* Problem statement:
Put the rows starting at the first one and ending at the row that contains "avatar-image bbox=[126, 885, 205, 965]", both included, into a Markdown table with two columns, No. and Entry. Number each row and leave out any blank lines.
--- Begin ---
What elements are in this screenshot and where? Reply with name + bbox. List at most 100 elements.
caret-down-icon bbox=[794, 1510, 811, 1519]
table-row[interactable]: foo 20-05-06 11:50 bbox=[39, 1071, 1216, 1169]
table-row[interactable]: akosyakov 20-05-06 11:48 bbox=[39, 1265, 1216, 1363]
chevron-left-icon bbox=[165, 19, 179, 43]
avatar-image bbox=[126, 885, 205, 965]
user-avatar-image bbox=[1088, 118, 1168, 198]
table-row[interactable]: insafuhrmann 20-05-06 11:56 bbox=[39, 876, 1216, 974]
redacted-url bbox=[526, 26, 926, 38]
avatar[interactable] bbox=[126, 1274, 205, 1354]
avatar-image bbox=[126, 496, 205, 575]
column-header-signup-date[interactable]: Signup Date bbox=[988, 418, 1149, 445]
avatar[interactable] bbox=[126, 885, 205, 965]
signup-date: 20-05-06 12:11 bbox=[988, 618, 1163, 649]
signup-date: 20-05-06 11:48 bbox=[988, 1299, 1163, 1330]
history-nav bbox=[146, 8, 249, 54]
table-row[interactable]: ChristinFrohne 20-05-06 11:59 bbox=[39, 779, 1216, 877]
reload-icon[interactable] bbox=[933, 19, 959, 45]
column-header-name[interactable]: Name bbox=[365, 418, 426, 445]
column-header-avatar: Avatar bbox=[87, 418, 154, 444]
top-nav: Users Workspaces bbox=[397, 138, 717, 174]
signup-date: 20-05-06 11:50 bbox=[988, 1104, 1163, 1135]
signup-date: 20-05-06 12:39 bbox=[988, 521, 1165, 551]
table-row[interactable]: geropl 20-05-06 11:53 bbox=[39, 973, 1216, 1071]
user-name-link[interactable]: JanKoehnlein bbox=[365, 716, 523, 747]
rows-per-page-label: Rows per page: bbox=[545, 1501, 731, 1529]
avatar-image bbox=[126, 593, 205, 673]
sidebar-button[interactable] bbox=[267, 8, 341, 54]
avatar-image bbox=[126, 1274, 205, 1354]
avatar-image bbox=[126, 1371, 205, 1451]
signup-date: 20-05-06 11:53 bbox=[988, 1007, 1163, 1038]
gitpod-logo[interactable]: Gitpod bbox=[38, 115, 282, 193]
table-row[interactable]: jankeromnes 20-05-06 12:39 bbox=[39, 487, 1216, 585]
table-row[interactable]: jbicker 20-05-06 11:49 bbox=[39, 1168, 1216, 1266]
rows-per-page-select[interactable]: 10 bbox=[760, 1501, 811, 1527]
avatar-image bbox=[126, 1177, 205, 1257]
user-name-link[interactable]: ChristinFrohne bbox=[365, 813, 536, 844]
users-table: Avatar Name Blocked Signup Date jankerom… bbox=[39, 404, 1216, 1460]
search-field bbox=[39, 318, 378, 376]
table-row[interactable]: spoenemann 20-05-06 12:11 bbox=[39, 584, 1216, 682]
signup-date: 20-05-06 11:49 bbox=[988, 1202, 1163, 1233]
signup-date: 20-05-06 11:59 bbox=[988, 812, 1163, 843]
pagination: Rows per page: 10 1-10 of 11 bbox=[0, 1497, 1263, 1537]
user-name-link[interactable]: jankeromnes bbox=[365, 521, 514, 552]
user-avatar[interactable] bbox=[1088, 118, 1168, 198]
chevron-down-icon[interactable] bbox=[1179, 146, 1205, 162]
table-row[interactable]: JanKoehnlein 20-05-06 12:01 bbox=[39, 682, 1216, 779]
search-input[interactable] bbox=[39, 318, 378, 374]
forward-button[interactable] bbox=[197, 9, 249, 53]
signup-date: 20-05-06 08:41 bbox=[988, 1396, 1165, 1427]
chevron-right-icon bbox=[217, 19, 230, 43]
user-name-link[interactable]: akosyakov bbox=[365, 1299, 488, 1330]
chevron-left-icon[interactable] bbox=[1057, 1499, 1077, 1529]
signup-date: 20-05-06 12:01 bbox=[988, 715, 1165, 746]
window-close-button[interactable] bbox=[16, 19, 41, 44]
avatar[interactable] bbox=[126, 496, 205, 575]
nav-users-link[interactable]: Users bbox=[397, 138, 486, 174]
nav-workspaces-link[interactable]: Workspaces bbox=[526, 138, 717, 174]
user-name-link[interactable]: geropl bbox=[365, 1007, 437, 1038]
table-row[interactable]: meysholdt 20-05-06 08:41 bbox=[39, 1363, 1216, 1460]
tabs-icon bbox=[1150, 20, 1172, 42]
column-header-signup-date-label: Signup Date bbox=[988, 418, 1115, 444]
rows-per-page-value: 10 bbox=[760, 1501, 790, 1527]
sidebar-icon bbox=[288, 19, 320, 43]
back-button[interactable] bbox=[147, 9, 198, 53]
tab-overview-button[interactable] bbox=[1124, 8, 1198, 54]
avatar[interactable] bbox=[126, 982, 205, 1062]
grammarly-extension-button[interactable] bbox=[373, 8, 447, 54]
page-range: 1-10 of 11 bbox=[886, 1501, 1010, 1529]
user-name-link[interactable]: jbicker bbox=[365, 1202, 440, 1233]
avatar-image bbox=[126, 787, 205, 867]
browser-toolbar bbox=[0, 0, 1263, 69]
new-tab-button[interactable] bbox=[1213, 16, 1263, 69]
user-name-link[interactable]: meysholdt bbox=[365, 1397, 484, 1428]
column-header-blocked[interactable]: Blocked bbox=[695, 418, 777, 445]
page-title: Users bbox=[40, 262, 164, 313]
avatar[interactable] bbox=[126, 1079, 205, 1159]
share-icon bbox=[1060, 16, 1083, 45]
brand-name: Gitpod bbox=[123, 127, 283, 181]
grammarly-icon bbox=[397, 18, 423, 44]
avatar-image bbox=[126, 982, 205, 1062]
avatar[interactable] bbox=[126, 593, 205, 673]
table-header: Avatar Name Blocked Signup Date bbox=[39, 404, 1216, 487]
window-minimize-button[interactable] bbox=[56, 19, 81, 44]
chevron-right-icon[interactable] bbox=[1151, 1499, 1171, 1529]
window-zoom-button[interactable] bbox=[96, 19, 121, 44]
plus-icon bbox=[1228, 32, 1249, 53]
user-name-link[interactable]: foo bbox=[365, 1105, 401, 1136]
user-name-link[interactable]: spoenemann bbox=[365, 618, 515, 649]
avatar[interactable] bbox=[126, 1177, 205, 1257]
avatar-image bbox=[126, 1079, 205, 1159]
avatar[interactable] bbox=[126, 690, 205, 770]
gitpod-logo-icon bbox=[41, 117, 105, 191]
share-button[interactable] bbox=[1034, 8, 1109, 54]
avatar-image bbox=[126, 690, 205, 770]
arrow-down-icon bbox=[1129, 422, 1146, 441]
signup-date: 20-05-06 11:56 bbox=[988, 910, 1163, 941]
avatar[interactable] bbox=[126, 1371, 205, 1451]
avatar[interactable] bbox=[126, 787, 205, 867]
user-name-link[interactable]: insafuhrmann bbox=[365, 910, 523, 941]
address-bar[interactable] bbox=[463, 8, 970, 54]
--- End ---
* Expected answer:
| No. | Entry |
|---|---|
| 1 | What elements are in this screenshot and where? Reply with name + bbox. List at most 100 elements. |
| 2 | caret-down-icon bbox=[794, 1510, 811, 1519] |
| 3 | table-row[interactable]: foo 20-05-06 11:50 bbox=[39, 1071, 1216, 1169] |
| 4 | table-row[interactable]: akosyakov 20-05-06 11:48 bbox=[39, 1265, 1216, 1363] |
| 5 | chevron-left-icon bbox=[165, 19, 179, 43] |
| 6 | avatar-image bbox=[126, 885, 205, 965] |